▸ Stated exercise: Repeat the listing below in full, exactly as it stands.

▸ Data for processing:
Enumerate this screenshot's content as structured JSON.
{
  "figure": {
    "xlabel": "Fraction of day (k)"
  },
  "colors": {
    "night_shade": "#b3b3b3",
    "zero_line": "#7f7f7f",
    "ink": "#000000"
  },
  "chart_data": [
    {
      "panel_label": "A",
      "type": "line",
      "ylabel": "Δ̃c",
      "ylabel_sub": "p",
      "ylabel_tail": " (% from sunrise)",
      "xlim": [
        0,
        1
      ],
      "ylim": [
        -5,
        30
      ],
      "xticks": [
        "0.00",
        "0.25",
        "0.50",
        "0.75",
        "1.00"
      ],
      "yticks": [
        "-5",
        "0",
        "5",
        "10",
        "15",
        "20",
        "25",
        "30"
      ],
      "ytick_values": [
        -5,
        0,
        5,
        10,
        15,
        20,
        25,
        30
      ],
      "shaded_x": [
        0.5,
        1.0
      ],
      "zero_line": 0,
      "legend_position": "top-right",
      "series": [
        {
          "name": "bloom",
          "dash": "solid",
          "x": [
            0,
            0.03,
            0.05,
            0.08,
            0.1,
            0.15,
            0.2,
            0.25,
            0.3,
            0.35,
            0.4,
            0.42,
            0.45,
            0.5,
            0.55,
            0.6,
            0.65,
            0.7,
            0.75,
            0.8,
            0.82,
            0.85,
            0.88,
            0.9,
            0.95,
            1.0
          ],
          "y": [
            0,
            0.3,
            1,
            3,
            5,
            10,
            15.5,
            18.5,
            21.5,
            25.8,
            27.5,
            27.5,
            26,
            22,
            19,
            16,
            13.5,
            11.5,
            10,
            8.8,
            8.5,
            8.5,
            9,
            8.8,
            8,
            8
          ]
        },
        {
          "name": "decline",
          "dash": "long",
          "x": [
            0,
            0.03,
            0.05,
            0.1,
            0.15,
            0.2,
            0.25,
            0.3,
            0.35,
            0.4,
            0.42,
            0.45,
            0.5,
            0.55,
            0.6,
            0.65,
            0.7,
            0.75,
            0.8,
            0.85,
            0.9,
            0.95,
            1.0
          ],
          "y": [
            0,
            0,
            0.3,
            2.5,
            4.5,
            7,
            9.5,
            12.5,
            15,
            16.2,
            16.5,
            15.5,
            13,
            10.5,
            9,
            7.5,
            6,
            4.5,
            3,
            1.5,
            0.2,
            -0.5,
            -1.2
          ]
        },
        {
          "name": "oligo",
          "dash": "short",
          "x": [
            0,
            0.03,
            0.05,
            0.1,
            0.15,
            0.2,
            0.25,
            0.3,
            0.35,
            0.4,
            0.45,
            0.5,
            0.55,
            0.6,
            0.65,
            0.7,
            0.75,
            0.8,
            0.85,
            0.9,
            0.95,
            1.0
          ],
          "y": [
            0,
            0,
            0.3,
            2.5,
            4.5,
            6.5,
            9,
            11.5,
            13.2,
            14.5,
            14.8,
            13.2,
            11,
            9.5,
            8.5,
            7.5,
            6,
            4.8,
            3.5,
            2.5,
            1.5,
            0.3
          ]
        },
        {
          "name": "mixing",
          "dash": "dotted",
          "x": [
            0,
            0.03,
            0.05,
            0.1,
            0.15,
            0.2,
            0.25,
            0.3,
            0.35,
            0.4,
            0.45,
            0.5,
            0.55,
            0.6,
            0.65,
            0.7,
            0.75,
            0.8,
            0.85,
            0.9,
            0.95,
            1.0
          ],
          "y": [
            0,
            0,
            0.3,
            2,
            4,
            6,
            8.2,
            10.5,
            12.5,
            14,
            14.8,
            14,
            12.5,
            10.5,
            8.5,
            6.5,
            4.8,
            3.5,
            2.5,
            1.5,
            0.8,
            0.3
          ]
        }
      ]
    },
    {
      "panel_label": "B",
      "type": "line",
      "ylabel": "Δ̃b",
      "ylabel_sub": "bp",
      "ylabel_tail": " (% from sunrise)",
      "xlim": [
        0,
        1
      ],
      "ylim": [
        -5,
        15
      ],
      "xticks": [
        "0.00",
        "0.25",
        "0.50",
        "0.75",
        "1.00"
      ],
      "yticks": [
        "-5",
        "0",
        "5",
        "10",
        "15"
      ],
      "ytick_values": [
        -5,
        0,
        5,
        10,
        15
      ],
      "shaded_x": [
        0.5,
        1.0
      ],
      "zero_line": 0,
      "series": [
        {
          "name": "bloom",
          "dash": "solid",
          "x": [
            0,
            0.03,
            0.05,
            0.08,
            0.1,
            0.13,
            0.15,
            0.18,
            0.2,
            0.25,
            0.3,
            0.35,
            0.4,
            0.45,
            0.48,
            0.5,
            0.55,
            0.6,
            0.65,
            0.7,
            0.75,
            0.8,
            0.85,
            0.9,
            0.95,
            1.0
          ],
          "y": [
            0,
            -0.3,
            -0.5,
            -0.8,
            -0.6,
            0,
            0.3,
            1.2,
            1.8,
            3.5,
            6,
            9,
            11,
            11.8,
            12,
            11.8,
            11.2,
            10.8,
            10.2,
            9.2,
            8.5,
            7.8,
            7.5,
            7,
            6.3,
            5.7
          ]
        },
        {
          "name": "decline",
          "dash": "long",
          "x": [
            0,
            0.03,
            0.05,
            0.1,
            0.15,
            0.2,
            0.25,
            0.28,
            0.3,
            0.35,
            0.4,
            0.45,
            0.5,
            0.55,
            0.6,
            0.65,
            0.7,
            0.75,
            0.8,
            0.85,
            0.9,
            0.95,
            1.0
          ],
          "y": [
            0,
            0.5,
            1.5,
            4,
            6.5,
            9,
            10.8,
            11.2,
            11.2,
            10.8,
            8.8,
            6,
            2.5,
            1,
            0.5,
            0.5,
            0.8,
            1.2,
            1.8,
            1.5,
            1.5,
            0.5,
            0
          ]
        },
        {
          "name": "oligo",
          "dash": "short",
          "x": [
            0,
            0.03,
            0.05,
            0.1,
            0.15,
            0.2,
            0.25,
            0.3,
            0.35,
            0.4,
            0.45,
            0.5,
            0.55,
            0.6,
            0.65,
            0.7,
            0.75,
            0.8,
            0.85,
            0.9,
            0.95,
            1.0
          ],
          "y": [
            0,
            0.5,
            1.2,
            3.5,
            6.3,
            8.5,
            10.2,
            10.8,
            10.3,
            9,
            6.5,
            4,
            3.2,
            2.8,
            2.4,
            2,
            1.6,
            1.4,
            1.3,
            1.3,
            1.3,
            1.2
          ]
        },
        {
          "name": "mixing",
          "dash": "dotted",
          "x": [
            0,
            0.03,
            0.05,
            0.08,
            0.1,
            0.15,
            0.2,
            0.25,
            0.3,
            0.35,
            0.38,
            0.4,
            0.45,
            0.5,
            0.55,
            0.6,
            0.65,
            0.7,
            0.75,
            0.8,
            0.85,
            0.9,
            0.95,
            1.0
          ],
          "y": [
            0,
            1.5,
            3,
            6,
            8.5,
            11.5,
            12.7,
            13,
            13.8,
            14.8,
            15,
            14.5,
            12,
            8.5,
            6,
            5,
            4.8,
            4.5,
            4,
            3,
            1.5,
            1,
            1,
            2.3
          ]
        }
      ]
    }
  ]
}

▸ Response:
Enumerate this screenshot's content as structured JSON.
{
  "figure": {
    "xlabel": "Fraction of day (k)"
  },
  "colors": {
    "night_shade": "#b3b3b3",
    "zero_line": "#7f7f7f",
    "ink": "#000000"
  },
  "chart_data": [
    {
      "panel_label": "A",
      "type": "line",
      "ylabel": "Δ̃c",
      "ylabel_sub": "p",
      "ylabel_tail": " (% from sunrise)",
      "xlim": [
        0,
        1
      ],
      "ylim": [
        -5,
        30
      ],
      "xticks": [
        "0.00",
        "0.25",
        "0.50",
        "0.75",
        "1.00"
      ],
      "yticks": [
        "-5",
        "0",
        "5",
        "10",
        "15",
        "20",
        "25",
        "30"
      ],
      "ytick_values": [
        -5,
        0,
        5,
        10,
        15,
        20,
        25,
        30
      ],
      "shaded_x": [
        0.5,
        1.0
      ],
      "zero_line": 0,
      "legend_position": "top-right",
      "series": [
        {
          "name": "bloom",
          "dash": "solid",
          "x": [
            0,
            0.03,
            0.05,
            0.08,
            0.1,
            0.15,
            0.2,
            0.25,
            0.3,
            0.35,
            0.4,
            0.42,
            0.45,
            0.5,
            0.55,
            0.6,
            0.65,
            0.7,
            0.75,
            0.8,
            0.82,
            0.85,
            0.88,
            0.9,
            0.95,
            1.0
          ],
          "y": [
            0,
            0.3,
            1,
            3,
            5,
            10,
            15.5,
            18.5,
            21.5,
            25.8,
            27.5,
            27.5,
            26,
            22,
            19,
            16,
            13.5,
            11.5,
            10,
            8.8,
            8.5,
            8.5,
            9,
            8.8,
            8,
            8
          ]
        },
        {
          "name": "decline",
          "dash": "long",
          "x": [
            0,
            0.03,
            0.05,
            0.1,
            0.15,
            0.2,
            0.25,
            0.3,
            0.35,
            0.4,
            0.42,
            0.45,
            0.5,
            0.55,
            0.6,
            0.65,
            0.7,
            0.75,
            0.8,
            0.85,
            0.9,
            0.95,
            1.0
          ],
          "y": [
            0,
            0,
            0.3,
            2.5,
            4.5,
            7,
            9.5,
            12.5,
            15,
            16.2,
            16.5,
            15.5,
            13,
            10.5,
            9,
            7.5,
            6,
            4.5,
            3,
            1.5,
            0.2,
            -0.5,
            -1.2
          ]
        },
        {
          "name": "oligo",
          "dash": "short",
          "x": [
            0,
            0.03,
            0.05,
            0.1,
            0.15,
            0.2,
            0.25,
            0.3,
            0.35,
            0.4,
            0.45,
            0.5,
            0.55,
            0.6,
            0.65,
            0.7,
            0.75,
            0.8,
            0.85,
            0.9,
            0.95,
            1.0
          ],
          "y": [
            0,
            0,
            0.3,
            2.5,
            4.5,
            6.5,
            9,
            11.5,
            13.2,
            14.5,
            14.8,
            13.2,
            11,
            9.5,
            8.5,
            7.5,
            6,
            4.8,
            3.5,
            2.5,
            1.5,
            0.3
          ]
        },
        {
          "name": "mixing",
          "dash": "dotted",
          "x": [
            0,
            0.03,
            0.05,
            0.1,
            0.15,
            0.2,
            0.25,
            0.3,
            0.35,
            0.4,
            0.45,
            0.5,
            0.55,
            0.6,
            0.65,
            0.7,
            0.75,
            0.8,
            0.85,
            0.9,
            0.95,
            1.0
          ],
          "y": [
            0,
            0,
            0.3,
            2,
            4,
            6,
            8.2,
            10.5,
            12.5,
            14,
            14.8,
            14,
            12.5,
            10.5,
            8.5,
            6.5,
            4.8,
            3.5,
            2.5,
            1.5,
            0.8,
            0.3
          ]
        }
      ]
    },
    {
      "panel_label": "B",
      "type": "line",
      "ylabel": "Δ̃b",
      "ylabel_sub": "bp",
      "ylabel_tail": " (% from sunrise)",
      "xlim": [
        0,
        1
      ],
      "ylim": [
        -5,
        15
      ],
      "xticks": [
        "0.00",
        "0.25",
        "0.50",
        "0.75",
        "1.00"
      ],
      "yticks": [
        "-5",
        "0",
        "5",
        "10",
        "15"
      ],
      "ytick_values": [
        -5,
        0,
        5,
        10,
        15
      ],
      "shaded_x": [
        0.5,
        1.0
      ],
      "zero_line": 0,
      "series": [
        {
          "name": "bloom",
          "dash": "solid",
          "x": [
            0,
            0.03,
            0.05,
            0.08,
            0.1,
            0.13,
            0.15,
            0.18,
            0.2,
            0.25,
            0.3,
            0.35,
            0.4,
            0.45,
            0.48,
            0.5,
            0.55,
            0.6,
            0.65,
            0.7,
            0.75,
            0.8,
            0.85,
            0.9,
            0.95,
            1.0
          ],
          "y": [
            0,
            -0.3,
            -0.5,
            -0.8,
            -0.6,
            0,
            0.3,
            1.2,
            1.8,
            3.5,
            6,
            9,
            11,
            11.8,
            12,
            11.8,
            11.2,
            10.8,
            10.2,
            9.2,
            8.5,
            7.8,
            7.5,
            7,
            6.3,
            5.7
          ]
        },
        {
          "name": "decline",
          "dash": "long",
          "x": [
            0,
            0.03,
            0.05,
            0.1,
            0.15,
            0.2,
            0.25,
            0.28,
            0.3,
            0.35,
            0.4,
            0.45,
            0.5,
            0.55,
            0.6,
            0.65,
            0.7,
            0.75,
            0.8,
            0.85,
            0.9,
            0.95,
            1.0
          ],
          "y": [
            0,
            0.5,
            1.5,
            4,
            6.5,
            9,
            10.8,
            11.2,
            11.2,
            10.8,
            8.8,
            6,
            2.5,
            1,
            0.5,
            0.5,
            0.8,
            1.2,
            1.8,
            1.5,
            1.5,
            0.5,
            0
          ]
        },
        {
          "name": "oligo",
          "dash": "short",
          "x": [
            0,
            0.03,
            0.05,
            0.1,
            0.15,
            0.2,
            0.25,
            0.3,
            0.35,
            0.4,
            0.45,
            0.5,
            0.55,
            0.6,
            0.65,
            0.7,
            0.75,
            0.8,
            0.85,
            0.9,
            0.95,
            1.0
          ],
          "y": [
            0,
            0.5,
            1.2,
            3.5,
            6.3,
            8.5,
            10.2,
            10.8,
            10.3,
            9,
            6.5,
            4,
            3.2,
            2.8,
            2.4,
            2,
            1.6,
            1.4,
            1.3,
            1.3,
            1.3,
            1.2
          ]
        },
        {
          "name": "mixing",
          "dash": "dotted",
          "x": [
            0,
            0.03,
            0.05,
            0.08,
            0.1,
            0.15,
            0.2,
            0.25,
            0.3,
            0.35,
            0.38,
            0.4,
            0.45,
            0.5,
            0.55,
            0.6,
            0.65,
            0.7,
            0.75,
            0.8,
            0.85,
            0.9,
            0.95,
            1.0
          ],
          "y": [
            0,
            1.5,
            3,
            6,
            8.5,
            11.5,
            12.7,
            13,
            13.8,
            14.8,
            15,
            14.5,
            12,
            8.5,
            6,
            5,
            4.8,
            4.5,
            4,
            3,
            1.5,
            1,
            1,
            2.3
          ]
        }
      ]
    }
  ]
}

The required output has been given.